▶ Task details
From the entries provided below, copy each line that contains the word "JSON".

▶ Raw data
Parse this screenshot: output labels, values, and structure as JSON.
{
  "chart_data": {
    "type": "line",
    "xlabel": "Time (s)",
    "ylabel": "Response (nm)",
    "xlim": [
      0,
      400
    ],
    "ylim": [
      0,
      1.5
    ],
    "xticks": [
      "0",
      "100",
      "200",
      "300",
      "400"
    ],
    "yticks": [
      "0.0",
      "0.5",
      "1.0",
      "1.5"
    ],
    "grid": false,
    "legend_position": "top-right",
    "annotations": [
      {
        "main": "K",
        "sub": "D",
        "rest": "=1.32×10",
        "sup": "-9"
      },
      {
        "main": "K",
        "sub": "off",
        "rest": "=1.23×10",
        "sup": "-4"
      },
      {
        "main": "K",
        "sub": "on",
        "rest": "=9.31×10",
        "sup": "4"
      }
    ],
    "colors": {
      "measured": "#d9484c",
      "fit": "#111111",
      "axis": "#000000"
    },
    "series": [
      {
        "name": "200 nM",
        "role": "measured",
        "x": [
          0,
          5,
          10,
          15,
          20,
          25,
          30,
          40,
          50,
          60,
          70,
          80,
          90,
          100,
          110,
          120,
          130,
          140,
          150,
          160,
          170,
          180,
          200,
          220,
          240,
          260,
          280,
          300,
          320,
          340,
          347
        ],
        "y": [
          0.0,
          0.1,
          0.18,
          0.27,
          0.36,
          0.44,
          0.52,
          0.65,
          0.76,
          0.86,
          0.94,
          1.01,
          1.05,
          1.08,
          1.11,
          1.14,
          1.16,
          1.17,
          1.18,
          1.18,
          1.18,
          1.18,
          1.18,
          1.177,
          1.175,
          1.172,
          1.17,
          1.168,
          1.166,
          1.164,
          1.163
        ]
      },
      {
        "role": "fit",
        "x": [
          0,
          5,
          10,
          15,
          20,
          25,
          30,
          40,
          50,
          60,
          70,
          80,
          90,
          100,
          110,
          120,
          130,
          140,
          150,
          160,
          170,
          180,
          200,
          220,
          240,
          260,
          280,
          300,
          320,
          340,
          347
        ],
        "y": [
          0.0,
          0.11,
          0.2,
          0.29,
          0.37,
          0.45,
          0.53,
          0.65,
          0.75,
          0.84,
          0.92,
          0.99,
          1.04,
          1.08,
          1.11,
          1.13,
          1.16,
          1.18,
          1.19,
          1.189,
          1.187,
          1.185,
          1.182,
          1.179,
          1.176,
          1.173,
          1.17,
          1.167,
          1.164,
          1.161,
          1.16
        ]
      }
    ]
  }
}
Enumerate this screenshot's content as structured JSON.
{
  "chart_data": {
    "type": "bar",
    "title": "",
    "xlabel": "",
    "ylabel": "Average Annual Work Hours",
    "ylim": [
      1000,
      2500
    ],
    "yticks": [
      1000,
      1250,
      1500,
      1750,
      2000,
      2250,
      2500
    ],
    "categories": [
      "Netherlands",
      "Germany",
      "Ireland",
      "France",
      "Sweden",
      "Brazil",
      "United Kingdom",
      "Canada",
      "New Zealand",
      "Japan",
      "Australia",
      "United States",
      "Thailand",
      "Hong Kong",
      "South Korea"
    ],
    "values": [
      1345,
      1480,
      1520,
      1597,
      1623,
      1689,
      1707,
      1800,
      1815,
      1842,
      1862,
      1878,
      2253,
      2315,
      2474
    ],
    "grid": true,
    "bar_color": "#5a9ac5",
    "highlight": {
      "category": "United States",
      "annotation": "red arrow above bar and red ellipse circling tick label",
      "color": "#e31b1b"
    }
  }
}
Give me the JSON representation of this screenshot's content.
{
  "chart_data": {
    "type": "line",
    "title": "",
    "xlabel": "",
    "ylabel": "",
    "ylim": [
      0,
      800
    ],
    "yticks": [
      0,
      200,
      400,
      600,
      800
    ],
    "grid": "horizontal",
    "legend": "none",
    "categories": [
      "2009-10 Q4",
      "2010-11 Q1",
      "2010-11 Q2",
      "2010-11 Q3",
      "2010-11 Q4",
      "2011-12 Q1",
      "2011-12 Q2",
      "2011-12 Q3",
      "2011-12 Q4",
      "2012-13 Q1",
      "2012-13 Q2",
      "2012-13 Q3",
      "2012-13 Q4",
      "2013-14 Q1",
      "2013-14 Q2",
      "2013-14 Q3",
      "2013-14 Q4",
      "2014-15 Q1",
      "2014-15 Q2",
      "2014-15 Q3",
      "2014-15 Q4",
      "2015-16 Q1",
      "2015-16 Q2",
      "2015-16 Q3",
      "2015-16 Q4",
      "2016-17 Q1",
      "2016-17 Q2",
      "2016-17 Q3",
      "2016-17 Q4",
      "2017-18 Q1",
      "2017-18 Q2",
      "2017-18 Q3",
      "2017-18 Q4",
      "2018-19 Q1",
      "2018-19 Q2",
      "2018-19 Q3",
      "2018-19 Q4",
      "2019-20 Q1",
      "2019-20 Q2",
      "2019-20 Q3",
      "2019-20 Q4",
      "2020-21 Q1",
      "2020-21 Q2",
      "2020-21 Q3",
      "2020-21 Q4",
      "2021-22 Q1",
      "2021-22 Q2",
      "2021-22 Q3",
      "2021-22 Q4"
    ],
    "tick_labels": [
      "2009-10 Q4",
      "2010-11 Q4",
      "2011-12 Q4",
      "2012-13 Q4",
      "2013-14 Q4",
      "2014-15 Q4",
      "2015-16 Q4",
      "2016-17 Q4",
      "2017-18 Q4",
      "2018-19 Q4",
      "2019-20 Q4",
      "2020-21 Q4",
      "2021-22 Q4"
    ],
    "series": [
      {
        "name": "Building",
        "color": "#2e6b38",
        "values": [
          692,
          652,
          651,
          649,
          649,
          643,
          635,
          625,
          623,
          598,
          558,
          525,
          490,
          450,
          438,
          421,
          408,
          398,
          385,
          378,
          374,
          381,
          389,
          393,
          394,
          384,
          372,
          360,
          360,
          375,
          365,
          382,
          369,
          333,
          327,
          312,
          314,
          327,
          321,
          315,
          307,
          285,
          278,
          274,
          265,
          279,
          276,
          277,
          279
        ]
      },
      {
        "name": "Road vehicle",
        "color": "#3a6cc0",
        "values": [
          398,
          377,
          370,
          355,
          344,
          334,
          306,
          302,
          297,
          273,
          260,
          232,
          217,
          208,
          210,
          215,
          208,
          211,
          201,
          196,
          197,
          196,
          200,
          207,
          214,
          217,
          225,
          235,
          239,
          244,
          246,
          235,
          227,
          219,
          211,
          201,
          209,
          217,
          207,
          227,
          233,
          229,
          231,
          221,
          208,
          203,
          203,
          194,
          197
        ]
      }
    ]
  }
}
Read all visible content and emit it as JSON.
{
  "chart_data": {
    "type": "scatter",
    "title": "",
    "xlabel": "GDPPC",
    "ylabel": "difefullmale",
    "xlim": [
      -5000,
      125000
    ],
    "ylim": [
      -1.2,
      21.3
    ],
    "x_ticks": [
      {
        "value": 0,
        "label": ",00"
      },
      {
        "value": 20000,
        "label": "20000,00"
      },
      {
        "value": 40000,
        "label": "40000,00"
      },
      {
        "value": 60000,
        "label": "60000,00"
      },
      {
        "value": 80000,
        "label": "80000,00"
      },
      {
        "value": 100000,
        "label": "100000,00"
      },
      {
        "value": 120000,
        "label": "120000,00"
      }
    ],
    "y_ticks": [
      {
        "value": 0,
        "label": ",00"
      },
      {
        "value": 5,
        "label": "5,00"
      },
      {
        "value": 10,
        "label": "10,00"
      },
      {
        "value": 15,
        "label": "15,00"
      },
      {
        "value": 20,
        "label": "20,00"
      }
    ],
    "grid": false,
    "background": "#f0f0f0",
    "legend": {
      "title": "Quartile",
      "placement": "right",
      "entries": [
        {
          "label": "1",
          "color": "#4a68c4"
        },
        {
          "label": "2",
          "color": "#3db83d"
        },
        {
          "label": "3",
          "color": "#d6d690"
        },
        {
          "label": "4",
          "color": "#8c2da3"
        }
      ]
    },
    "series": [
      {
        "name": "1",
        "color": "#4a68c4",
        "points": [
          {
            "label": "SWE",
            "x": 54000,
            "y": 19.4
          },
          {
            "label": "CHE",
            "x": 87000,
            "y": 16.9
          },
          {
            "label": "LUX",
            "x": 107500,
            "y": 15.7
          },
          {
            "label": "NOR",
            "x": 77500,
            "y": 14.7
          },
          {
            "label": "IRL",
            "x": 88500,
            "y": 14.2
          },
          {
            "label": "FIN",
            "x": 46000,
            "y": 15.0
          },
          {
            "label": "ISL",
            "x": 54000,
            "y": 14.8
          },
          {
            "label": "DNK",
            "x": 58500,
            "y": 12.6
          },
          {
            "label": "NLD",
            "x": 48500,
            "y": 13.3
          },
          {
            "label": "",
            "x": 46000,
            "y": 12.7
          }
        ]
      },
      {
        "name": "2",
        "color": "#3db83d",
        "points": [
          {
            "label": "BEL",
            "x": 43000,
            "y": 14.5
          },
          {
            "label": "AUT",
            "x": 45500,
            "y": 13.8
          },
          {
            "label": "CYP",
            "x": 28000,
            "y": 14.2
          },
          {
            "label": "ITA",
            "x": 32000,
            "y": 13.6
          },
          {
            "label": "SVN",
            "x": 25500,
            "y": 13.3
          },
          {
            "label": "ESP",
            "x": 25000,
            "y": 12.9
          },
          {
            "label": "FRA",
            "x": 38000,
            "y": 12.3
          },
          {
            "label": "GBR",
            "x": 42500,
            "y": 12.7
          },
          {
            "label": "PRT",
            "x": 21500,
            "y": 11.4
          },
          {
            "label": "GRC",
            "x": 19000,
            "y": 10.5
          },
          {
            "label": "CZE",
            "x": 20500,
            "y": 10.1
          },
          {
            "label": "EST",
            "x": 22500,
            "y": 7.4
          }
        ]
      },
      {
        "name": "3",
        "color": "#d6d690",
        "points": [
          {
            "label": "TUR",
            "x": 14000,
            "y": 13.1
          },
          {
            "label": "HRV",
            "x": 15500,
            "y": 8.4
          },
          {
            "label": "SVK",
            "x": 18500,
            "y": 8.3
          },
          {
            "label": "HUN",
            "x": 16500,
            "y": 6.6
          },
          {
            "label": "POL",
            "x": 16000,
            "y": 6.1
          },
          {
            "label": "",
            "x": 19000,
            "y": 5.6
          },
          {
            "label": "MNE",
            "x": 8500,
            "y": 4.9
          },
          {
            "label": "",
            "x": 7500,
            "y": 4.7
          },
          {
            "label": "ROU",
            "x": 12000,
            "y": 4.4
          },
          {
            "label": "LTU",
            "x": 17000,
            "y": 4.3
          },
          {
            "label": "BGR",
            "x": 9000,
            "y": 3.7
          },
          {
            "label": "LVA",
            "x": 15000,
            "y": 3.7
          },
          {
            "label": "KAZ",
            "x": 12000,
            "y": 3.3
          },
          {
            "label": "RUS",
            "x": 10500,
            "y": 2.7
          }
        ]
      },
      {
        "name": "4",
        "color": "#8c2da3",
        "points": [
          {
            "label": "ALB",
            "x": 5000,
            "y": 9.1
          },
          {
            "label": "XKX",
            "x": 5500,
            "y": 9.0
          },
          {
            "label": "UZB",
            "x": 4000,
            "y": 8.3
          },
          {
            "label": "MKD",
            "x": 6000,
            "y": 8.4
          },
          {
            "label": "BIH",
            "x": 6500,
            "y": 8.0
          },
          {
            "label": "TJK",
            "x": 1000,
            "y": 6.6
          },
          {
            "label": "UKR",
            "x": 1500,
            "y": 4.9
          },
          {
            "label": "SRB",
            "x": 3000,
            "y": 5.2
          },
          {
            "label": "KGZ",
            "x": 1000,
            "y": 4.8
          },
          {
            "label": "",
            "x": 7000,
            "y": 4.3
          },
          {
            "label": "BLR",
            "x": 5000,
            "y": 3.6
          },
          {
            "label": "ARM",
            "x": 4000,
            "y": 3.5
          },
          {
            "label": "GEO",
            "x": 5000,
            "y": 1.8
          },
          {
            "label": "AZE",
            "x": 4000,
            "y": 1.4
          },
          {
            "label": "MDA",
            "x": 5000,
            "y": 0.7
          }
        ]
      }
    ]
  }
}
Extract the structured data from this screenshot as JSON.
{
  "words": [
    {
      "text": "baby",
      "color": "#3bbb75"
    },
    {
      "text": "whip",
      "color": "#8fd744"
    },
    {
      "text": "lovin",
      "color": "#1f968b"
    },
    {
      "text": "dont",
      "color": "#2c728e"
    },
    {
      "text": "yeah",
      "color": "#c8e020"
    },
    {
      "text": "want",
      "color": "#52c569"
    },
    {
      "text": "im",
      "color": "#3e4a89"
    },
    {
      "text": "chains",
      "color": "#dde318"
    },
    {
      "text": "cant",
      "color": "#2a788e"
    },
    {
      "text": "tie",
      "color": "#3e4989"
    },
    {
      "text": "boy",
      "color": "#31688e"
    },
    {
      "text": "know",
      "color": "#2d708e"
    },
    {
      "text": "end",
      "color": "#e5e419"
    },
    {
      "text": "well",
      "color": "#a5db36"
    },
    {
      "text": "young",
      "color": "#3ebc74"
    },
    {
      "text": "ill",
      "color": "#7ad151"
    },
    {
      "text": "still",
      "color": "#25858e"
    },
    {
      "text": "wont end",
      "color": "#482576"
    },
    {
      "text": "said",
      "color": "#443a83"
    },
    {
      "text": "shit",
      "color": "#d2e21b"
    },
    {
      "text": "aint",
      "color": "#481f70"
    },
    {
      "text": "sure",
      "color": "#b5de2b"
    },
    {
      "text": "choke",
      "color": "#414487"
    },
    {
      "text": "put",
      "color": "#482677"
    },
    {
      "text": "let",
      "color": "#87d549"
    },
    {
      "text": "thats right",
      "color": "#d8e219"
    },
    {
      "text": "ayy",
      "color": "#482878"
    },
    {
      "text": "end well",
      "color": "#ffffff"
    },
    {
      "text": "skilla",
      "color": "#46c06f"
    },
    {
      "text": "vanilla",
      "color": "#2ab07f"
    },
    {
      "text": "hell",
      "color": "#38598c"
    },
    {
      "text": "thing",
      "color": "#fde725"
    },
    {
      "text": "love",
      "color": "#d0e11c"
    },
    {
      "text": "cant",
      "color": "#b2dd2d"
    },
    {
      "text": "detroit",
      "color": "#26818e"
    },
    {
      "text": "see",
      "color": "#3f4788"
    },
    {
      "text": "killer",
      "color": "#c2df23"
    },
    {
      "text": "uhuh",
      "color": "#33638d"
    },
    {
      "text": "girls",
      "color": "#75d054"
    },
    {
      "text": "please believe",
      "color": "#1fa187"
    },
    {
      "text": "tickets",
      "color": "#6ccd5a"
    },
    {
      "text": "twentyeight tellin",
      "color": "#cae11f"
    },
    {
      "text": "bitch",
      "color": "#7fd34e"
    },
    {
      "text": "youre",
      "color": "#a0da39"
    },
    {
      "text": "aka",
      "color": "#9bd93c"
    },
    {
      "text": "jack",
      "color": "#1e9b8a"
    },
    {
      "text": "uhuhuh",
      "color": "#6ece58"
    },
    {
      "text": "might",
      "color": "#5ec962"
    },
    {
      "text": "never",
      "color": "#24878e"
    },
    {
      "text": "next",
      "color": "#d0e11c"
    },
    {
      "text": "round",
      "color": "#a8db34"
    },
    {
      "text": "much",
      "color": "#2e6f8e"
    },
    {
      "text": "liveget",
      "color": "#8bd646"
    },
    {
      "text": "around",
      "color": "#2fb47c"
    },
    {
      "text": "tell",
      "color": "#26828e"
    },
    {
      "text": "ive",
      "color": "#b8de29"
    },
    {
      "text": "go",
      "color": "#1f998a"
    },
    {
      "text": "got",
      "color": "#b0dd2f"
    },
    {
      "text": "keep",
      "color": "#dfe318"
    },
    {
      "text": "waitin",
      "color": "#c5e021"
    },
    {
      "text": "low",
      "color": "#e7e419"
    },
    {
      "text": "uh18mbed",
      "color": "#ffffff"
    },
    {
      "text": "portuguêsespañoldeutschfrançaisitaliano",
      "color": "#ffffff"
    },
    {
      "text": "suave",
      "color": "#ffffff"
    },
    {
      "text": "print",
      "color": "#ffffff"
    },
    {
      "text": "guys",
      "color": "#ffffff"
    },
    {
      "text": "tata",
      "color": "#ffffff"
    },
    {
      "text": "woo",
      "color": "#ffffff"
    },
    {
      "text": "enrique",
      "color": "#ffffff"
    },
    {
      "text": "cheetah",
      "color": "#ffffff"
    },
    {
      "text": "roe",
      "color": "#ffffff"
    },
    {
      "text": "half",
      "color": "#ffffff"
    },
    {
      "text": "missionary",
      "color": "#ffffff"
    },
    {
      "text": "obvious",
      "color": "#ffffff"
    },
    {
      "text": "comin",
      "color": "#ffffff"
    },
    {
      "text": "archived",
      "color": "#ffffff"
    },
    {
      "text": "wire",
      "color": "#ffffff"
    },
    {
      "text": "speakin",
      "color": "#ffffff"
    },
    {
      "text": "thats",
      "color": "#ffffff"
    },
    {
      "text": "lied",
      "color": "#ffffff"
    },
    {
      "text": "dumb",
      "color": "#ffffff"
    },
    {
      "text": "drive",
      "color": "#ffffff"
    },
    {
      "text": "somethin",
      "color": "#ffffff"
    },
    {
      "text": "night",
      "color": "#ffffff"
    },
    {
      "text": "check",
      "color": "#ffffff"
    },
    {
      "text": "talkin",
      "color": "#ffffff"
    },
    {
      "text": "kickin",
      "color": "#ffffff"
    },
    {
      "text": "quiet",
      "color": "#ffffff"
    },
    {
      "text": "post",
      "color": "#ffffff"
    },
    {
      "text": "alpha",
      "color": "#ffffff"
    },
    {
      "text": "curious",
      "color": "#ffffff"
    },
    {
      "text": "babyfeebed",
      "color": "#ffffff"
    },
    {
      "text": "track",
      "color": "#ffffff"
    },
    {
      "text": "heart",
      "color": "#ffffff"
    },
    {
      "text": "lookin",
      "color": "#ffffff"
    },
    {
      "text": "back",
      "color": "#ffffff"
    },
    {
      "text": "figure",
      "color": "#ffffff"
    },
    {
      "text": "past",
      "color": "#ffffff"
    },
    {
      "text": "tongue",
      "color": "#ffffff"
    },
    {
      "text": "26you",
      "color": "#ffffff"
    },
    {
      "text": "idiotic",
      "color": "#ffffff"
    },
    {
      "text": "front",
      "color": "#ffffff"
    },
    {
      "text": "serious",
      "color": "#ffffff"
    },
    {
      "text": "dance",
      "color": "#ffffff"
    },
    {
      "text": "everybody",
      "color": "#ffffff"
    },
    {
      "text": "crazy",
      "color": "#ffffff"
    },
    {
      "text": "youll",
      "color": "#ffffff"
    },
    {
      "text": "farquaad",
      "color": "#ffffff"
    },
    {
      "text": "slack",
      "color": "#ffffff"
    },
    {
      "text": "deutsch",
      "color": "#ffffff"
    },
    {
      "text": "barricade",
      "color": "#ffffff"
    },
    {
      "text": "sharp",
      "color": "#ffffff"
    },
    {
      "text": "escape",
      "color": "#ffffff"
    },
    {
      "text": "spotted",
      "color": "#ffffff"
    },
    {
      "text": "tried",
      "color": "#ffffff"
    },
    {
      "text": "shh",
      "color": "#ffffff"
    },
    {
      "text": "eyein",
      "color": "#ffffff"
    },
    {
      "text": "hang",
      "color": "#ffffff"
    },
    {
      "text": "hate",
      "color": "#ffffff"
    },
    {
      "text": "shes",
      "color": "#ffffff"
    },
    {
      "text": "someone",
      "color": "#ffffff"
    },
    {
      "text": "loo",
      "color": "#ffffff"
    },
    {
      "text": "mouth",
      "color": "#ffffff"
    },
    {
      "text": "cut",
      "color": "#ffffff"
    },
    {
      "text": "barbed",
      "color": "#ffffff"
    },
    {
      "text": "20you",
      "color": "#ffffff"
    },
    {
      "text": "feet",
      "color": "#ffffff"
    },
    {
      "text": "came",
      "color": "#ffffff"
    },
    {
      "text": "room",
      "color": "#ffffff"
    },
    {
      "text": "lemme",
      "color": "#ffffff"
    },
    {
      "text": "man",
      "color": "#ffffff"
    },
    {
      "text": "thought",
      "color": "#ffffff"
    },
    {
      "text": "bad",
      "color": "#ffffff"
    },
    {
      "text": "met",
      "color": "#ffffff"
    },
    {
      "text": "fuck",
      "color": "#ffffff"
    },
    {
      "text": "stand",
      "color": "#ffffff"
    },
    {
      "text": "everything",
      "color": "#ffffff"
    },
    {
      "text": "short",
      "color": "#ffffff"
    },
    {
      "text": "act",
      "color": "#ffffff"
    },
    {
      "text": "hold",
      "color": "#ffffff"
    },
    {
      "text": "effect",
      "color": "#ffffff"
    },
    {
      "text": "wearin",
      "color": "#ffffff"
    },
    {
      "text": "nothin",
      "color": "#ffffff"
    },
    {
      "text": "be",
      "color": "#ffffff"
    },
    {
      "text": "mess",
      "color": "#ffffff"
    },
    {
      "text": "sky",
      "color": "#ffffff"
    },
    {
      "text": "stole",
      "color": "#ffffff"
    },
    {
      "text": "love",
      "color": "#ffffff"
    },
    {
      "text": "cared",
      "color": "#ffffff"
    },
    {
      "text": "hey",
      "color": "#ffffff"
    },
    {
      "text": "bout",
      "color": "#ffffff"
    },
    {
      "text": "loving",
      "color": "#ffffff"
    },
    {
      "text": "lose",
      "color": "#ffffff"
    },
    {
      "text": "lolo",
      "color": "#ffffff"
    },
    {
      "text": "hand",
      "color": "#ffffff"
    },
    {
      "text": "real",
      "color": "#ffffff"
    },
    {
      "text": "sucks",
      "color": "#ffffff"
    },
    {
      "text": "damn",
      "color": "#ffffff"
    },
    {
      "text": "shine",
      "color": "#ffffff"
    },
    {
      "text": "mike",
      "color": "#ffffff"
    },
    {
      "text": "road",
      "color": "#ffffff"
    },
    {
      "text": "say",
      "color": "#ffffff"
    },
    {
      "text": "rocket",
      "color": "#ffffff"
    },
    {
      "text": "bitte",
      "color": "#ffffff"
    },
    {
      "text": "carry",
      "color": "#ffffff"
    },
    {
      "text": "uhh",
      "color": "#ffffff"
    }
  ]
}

▶ Exercise answer
Parse this screenshot: output labels, values, and structure as JSON.
Enumerate this screenshot's content as structured JSON.
Give me the JSON representation of this screenshot's content.
Read all visible content and emit it as JSON.
Extract the structured data from this screenshot as JSON.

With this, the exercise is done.